— PROBLEM —
Omit every picture while repeating the entries exactly.

— DATA FOR THIS EXERCISE —
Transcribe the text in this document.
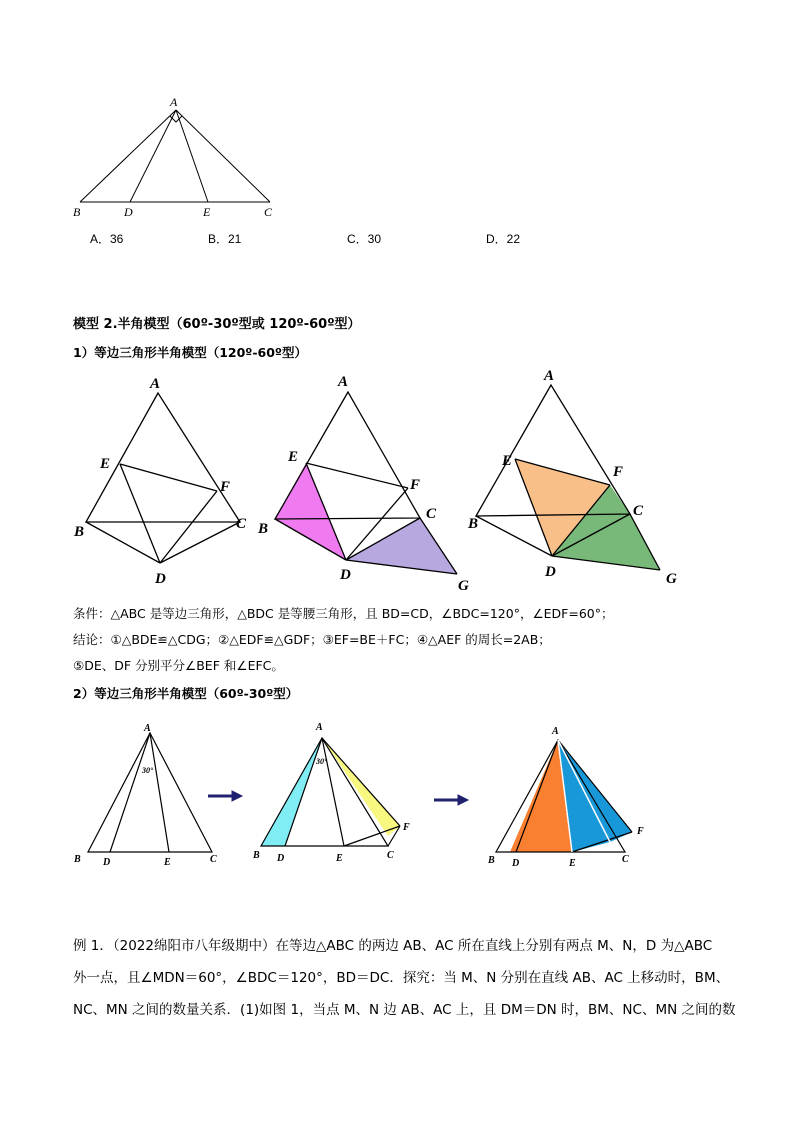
A
B	D	E	C
A．36	B．21	C．30	D．22
模型 2.半角模型（60º-30º型或 120º-60º型）
1）等边三角形半角模型（120º-60º型）
A
E
F
B	C
D
A
E
F
B
C
D
G
A
E
F
B
C
D	G
条件：△ABC 是等边三角形，△BDC 是等腰三角形，且 BD=CD，∠BDC=120°，∠EDF=60°；
结论：①△BDE≌△CDG；②△EDF≌△GDF；③EF=BE＋FC；④△AEF 的周长=2AB；
⑤DE、DF 分别平分∠BEF 和∠EFC。
2）等边三角形半角模型（60º-30º型）
A
30°
B D	E	C
A
30°
B D	E	C
F
A
B D	E	C
F
例 1．（2022绵阳市八年级期中）在等边△ABC 的两边 AB、AC 所在直线上分别有两点 M、N，D 为△ABC
外一点，且∠MDN＝60°，∠BDC＝120°，BD＝DC．探究：当 M、N 分别在直线 AB、AC 上移动时，BM、
NC、MN 之间的数量关系．(1)如图 1，当点 M、N 边 AB、AC 上，且 DM＝DN 时，BM、NC、MN 之间的数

— PROBLEM SOLUTION —
Transcribe the text in this document.
A
B	D	E	C
A．36	B．21	C．30	D．22
模型 2.半角模型（60º-30º型或 120º-60º型）
1）等边三角形半角模型（120º-60º型）
A
E
F
B	C
D
A
E
F
B
C
D
G
A
E
F
B
C
D	G
条件：△ABC 是等边三角形，△BDC 是等腰三角形，且 BD=CD，∠BDC=120°，∠EDF=60°；
结论：①△BDE≌△CDG；②△EDF≌△GDF；③EF=BE＋FC；④△AEF 的周长=2AB；
⑤DE、DF 分别平分∠BEF 和∠EFC。
2）等边三角形半角模型（60º-30º型）
A
30°
B D	E	C
A
30°
B D	E	C
F
A
B D	E	C
F
例 1．（2022绵阳市八年级期中）在等边△ABC 的两边 AB、AC 所在直线上分别有两点 M、N，D 为△ABC
外一点，且∠MDN＝60°，∠BDC＝120°，BD＝DC．探究：当 M、N 分别在直线 AB、AC 上移动时，BM、
NC、MN 之间的数量关系．(1)如图 1，当点 M、N 边 AB、AC 上，且 DM＝DN 时，BM、NC、MN 之间的数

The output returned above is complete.